Exercise objective = Make an exact copy of all the records.

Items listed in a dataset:
........
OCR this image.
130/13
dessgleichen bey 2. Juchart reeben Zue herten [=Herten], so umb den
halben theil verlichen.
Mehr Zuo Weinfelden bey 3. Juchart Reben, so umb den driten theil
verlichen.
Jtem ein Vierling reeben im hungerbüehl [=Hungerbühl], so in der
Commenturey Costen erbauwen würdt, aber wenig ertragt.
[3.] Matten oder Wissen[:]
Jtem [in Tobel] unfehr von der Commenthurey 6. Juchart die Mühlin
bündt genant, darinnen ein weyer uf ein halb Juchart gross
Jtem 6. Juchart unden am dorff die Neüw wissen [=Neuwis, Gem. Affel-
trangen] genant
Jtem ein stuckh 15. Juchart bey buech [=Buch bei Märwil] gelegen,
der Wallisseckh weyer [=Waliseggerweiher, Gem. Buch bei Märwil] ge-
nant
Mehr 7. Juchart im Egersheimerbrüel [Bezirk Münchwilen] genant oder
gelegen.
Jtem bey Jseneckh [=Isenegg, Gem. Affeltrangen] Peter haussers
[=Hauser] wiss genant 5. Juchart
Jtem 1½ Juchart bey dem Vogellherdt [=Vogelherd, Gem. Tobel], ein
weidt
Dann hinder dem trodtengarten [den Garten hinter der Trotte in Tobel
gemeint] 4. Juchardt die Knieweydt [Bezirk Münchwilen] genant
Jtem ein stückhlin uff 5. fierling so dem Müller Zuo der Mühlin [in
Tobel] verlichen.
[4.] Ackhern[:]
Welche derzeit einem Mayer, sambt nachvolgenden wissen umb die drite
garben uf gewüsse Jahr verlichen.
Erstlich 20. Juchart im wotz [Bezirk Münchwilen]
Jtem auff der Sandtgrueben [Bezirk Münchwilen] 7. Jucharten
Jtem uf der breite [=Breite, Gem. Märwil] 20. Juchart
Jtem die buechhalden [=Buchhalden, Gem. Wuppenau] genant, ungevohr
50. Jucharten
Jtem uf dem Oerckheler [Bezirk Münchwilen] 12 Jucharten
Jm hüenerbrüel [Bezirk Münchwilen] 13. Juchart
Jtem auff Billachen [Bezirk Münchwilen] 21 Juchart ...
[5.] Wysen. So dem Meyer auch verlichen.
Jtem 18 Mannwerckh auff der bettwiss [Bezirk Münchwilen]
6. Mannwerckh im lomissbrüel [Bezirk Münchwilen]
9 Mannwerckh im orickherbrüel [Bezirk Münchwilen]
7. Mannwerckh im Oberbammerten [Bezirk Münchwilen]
........
Answer for the task =
OCR this image.
130/13
dessgleichen bey 2. Juchart reeben Zue herten [=Herten], so umb den
halben theil verlichen.
Mehr Zuo Weinfelden bey 3. Juchart Reben, so umb den driten theil
verlichen.
Jtem ein Vierling reeben im hungerbüehl [=Hungerbühl], so in der
Commenturey Costen erbauwen würdt, aber wenig ertragt.
[3.] Matten oder Wissen[:]
Jtem [in Tobel] unfehr von der Commenthurey 6. Juchart die Mühlin
bündt genant, darinnen ein weyer uf ein halb Juchart gross
Jtem 6. Juchart unden am dorff die Neüw wissen [=Neuwis, Gem. Affel-
trangen] genant
Jtem ein stuckh 15. Juchart bey buech [=Buch bei Märwil] gelegen,
der Wallisseckh weyer [=Waliseggerweiher, Gem. Buch bei Märwil] ge-
nant
Mehr 7. Juchart im Egersheimerbrüel [Bezirk Münchwilen] genant oder
gelegen.
Jtem bey Jseneckh [=Isenegg, Gem. Affeltrangen] Peter haussers
[=Hauser] wiss genant 5. Juchart
Jtem 1½ Juchart bey dem Vogellherdt [=Vogelherd, Gem. Tobel], ein
weidt
Dann hinder dem trodtengarten [den Garten hinter der Trotte in Tobel
gemeint] 4. Juchardt die Knieweydt [Bezirk Münchwilen] genant
Jtem ein stückhlin uff 5. fierling so dem Müller Zuo der Mühlin [in
Tobel] verlichen.
[4.] Ackhern[:]
Welche derzeit einem Mayer, sambt nachvolgenden wissen umb die drite
garben uf gewüsse Jahr verlichen.
Erstlich 20. Juchart im wotz [Bezirk Münchwilen]
Jtem auff der Sandtgrueben [Bezirk Münchwilen] 7. Jucharten
Jtem uf der breite [=Breite, Gem. Märwil] 20. Juchart
Jtem die buechhalden [=Buchhalden, Gem. Wuppenau] genant, ungevohr
50. Jucharten
Jtem uf dem Oerckheler [Bezirk Münchwilen] 12 Jucharten
Jm hüenerbrüel [Bezirk Münchwilen] 13. Juchart
Jtem auff Billachen [Bezirk Münchwilen] 21 Juchart ...
[5.] Wysen. So dem Meyer auch verlichen.
Jtem 18 Mannwerckh auff der bettwiss [Bezirk Münchwilen]
6. Mannwerckh im lomissbrüel [Bezirk Münchwilen]
9 Mannwerckh im orickherbrüel [Bezirk Münchwilen]
7. Mannwerckh im Oberbammerten [Bezirk Münchwilen]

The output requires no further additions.